## [Passage for review]
══════════

2) Bellowing — sitting on a tree branch and cawing as loudly as possible. The throat is distended and the feathers there stick out like spines or bristles. The whole body rocks back and forth with the effort of the sound being produced through the wide-open beak.
3) Playing — rocketing from tree branch to tree branch with another crow. Looking like wind-blown litter. Spiralling and dropping from branch to branch.
4) Gyring — a big group of us, flying in circles just above the ground, making noise. We cycle and cycle until we reach some sort of signal, or some sort of climax, and a group of us peel away to our roosts for the night. The rest of us slowly settle and rest until the next gyre.
5) Parliamenting — between gyres we occupy a space where we network and where we form and unform alliances. We patrol and we quibble. Sometimes we fly up a metre, no more, into the air and land again. We are noisy.
6) Chasing hawks — we spiral and flip, we peck and jab, we bully and cajole.
7) Roosting — we line up on branches like ash clinging to a branch, like inverted lichen.
This could, of course, be far too literal and awful. Like, dancing around on stage in a bad crow costume (see here) and flapping my arms like wings, saying ‘cawww cawww’.

══════════

## [Listed entries]
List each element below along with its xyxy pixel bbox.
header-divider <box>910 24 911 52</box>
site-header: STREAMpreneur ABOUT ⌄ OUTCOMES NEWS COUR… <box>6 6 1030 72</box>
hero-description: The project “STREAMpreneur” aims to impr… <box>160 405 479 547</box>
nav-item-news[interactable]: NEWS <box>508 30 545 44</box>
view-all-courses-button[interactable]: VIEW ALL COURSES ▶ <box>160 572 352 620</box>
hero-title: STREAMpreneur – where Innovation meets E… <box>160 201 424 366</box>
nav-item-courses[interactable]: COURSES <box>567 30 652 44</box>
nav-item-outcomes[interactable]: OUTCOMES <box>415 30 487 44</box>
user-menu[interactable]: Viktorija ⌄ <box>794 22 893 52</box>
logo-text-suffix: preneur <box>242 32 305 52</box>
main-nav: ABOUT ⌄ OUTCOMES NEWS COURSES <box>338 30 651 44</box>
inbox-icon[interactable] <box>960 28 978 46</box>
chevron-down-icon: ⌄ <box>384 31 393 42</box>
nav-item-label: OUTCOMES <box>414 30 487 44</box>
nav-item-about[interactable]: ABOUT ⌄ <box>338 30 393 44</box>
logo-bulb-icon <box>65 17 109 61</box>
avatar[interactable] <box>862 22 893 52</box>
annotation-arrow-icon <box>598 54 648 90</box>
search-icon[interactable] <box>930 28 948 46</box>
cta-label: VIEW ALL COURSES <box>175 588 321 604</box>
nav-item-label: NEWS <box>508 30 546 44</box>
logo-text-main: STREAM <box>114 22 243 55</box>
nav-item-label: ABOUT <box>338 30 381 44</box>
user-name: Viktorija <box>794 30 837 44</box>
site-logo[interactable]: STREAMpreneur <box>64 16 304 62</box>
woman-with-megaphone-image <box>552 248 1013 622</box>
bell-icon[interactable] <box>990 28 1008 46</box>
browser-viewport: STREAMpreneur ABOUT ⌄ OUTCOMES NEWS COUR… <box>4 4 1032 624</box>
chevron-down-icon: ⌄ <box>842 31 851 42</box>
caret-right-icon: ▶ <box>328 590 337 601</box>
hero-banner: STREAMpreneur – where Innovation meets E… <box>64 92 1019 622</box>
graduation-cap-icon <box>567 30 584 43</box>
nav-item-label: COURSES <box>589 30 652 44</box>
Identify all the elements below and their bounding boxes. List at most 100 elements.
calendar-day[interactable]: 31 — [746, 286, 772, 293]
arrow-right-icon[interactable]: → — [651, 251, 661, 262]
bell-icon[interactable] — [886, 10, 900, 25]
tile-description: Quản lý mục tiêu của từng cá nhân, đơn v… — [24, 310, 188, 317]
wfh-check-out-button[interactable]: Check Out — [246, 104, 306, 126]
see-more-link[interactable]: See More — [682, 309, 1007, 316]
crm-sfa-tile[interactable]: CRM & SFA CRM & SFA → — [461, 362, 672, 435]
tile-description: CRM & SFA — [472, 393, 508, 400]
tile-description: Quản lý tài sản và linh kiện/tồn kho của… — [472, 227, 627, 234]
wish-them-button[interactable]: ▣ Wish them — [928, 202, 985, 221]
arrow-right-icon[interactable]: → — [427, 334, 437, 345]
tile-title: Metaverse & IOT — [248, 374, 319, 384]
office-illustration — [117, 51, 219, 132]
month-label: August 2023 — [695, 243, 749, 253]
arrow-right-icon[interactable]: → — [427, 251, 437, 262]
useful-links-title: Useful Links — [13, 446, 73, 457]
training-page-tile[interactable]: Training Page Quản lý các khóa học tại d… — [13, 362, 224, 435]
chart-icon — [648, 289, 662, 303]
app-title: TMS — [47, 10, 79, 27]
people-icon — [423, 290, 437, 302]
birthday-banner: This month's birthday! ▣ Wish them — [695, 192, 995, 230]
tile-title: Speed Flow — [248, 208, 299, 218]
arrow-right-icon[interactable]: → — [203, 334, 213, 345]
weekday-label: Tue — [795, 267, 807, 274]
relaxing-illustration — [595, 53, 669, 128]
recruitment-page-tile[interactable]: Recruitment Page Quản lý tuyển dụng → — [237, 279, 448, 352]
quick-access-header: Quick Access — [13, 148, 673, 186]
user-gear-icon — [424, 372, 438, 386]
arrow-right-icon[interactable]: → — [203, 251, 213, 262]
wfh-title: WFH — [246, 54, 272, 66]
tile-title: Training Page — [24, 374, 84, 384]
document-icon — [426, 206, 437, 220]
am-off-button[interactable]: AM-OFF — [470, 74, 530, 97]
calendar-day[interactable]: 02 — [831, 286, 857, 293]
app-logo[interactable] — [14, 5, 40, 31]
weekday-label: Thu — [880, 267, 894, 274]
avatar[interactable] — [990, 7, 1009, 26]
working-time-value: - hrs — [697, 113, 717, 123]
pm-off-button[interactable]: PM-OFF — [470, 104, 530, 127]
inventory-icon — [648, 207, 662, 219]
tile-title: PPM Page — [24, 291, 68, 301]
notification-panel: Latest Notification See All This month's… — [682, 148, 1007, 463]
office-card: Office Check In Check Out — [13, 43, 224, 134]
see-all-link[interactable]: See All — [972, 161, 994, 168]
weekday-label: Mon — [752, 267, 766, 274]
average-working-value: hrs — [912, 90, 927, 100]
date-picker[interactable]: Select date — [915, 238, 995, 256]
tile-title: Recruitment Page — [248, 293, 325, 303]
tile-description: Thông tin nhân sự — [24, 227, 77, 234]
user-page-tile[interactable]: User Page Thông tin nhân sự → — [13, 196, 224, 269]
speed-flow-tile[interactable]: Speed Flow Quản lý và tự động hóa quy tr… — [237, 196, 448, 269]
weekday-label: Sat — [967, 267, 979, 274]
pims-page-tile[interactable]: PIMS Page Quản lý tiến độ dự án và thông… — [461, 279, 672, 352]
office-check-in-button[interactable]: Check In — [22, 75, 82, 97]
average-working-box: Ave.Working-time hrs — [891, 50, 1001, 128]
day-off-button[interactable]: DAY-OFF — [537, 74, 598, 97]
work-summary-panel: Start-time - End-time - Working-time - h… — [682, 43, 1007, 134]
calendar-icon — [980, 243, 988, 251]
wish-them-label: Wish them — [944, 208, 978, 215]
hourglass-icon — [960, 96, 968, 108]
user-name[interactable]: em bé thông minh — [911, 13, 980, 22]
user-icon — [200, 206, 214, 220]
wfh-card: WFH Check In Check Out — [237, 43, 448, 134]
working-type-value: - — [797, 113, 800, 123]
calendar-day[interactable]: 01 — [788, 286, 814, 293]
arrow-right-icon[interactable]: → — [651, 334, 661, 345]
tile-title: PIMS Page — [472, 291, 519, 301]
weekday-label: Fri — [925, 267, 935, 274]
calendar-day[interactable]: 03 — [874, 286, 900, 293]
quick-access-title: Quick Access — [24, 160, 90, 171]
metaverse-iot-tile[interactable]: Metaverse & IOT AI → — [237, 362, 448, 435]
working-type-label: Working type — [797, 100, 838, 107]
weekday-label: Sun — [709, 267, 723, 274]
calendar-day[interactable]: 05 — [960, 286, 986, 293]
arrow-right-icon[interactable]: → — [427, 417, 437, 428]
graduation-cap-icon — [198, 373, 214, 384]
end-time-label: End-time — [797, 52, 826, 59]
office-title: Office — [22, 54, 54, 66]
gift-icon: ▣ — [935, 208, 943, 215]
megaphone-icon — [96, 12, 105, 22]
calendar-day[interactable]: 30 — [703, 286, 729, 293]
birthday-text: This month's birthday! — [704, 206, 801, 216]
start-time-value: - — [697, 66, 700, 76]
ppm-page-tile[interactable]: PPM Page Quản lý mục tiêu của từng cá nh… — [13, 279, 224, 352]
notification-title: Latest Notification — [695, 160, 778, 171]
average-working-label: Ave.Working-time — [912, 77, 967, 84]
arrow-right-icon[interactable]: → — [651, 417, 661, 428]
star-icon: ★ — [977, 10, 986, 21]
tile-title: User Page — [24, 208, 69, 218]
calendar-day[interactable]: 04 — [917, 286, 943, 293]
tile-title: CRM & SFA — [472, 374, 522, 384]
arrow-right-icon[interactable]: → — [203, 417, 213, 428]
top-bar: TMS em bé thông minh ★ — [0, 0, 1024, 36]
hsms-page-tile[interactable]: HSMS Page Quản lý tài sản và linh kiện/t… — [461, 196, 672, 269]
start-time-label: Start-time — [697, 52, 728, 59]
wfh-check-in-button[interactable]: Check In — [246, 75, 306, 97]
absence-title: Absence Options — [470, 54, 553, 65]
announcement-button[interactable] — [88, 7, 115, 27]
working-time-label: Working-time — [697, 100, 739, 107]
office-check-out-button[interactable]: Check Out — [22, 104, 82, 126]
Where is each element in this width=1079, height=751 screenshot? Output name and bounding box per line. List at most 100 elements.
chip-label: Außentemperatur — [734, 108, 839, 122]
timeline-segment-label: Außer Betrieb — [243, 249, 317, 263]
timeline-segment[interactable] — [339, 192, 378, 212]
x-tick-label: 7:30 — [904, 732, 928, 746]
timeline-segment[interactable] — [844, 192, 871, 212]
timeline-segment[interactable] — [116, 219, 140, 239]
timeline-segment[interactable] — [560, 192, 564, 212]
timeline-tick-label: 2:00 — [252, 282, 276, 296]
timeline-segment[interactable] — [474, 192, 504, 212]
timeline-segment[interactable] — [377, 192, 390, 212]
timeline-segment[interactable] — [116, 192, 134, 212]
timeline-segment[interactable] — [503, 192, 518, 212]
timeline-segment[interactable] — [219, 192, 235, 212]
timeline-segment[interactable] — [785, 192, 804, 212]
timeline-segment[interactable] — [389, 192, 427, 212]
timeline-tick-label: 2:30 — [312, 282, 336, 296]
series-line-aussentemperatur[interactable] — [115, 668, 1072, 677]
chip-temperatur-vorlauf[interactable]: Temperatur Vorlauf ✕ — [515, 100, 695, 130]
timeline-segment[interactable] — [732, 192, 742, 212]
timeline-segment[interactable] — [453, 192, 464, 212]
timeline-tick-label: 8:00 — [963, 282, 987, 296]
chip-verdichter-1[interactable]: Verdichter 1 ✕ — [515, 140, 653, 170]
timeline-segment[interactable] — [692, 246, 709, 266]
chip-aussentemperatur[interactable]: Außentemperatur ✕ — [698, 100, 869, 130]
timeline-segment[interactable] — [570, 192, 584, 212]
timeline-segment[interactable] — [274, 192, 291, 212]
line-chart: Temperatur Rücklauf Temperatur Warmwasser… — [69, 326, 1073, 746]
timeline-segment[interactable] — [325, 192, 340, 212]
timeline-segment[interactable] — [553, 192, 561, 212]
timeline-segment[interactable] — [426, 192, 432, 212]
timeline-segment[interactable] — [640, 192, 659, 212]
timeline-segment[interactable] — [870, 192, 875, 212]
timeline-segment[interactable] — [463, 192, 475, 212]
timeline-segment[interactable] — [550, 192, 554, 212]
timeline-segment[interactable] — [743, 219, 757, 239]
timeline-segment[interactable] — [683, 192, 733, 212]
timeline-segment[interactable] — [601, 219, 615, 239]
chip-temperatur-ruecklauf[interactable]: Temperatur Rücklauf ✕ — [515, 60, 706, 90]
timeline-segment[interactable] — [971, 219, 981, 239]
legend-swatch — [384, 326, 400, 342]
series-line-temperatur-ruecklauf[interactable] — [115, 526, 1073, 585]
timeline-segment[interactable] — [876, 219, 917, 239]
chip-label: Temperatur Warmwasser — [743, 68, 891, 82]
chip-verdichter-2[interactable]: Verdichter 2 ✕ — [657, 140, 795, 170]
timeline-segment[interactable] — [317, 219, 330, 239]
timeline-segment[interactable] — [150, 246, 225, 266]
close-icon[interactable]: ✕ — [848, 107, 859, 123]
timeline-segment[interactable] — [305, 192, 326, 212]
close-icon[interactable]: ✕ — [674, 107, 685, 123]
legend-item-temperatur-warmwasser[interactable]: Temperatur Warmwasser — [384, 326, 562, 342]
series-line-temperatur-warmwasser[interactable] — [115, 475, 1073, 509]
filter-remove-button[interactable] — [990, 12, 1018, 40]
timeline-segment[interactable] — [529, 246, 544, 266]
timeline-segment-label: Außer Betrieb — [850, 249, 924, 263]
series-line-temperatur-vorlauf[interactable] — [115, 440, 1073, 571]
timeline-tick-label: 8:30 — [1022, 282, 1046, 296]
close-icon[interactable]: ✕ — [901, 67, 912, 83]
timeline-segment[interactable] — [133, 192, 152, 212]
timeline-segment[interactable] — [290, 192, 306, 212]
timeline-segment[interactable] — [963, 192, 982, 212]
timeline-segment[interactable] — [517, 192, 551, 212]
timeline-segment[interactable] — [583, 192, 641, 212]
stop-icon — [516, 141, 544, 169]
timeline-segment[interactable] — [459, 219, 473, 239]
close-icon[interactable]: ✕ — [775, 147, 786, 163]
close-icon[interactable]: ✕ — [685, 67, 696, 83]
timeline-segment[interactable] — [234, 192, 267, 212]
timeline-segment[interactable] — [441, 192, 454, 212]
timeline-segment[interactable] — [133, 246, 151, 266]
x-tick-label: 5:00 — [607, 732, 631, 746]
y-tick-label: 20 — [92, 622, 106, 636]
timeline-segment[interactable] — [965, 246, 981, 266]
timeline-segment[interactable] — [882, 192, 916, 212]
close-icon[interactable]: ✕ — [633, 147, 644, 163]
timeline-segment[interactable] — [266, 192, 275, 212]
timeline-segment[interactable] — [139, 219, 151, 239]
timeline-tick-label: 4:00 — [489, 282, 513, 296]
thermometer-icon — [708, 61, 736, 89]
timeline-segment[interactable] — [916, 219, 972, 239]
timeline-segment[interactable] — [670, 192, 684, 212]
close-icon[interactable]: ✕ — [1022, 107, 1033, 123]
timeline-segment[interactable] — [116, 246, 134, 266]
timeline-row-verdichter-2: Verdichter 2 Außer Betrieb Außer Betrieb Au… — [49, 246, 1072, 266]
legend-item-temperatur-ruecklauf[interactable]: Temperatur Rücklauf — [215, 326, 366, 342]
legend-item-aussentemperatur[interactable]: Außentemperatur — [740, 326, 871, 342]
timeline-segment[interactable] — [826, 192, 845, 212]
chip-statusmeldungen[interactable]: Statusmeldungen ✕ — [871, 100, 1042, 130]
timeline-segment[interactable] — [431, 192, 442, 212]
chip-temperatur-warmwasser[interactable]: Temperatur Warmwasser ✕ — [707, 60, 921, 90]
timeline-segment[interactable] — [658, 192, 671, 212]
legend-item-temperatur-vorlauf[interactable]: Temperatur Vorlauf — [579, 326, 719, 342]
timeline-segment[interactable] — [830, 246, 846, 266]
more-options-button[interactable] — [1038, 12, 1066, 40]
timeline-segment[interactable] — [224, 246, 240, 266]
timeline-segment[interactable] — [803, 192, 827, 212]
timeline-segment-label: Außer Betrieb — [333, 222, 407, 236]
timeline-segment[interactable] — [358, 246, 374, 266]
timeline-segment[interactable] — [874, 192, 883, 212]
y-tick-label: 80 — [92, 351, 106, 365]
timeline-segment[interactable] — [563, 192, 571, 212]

══════════

## [Task details]
Transcribe the crow behavior list between "3) Playing —" and "like inverted lichen.", inclusive.

## [Response area]
3) Playing — rocketing from tree branch to tree branch with another crow. Looking like wind-blown litter. Spiralling and dropping from branch to branch.
4) Gyring — a big group of us, flying in circles just above the ground, making noise. We cycle and cycle until we reach some sort of signal, or some sort of climax, and a group of us peel away to our roosts for the night. The rest of us slowly settle and rest until the next gyre.
5) Parliamenting — between gyres we occupy a space where we network and where we form and unform alliances. We patrol and we quibble. Sometimes we fly up a metre, no more, into the air and land again. We are noisy.
6) Chasing hawks — we spiral and flip, we peck and jab, we bully and cajole.
7) Roosting — we line up on branches like ash clinging to a branch, like inverted lichen.